■ What the task requires ■
Restate, word for word, all of the material shown below.
----
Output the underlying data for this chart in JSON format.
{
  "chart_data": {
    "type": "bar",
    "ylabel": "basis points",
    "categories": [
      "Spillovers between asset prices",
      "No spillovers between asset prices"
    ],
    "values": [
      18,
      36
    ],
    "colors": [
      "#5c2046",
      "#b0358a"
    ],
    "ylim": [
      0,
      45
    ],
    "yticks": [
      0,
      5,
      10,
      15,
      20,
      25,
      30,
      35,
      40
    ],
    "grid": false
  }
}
----
■ Output of the task ■
Output the underlying data for this chart in JSON format.
{
  "chart_data": {
    "type": "bar",
    "ylabel": "basis points",
    "categories": [
      "Spillovers between asset prices",
      "No spillovers between asset prices"
    ],
    "values": [
      18,
      36
    ],
    "colors": [
      "#5c2046",
      "#b0358a"
    ],
    "ylim": [
      0,
      45
    ],
    "yticks": [
      0,
      5,
      10,
      15,
      20,
      25,
      30,
      35,
      40
    ],
    "grid": false
  }
}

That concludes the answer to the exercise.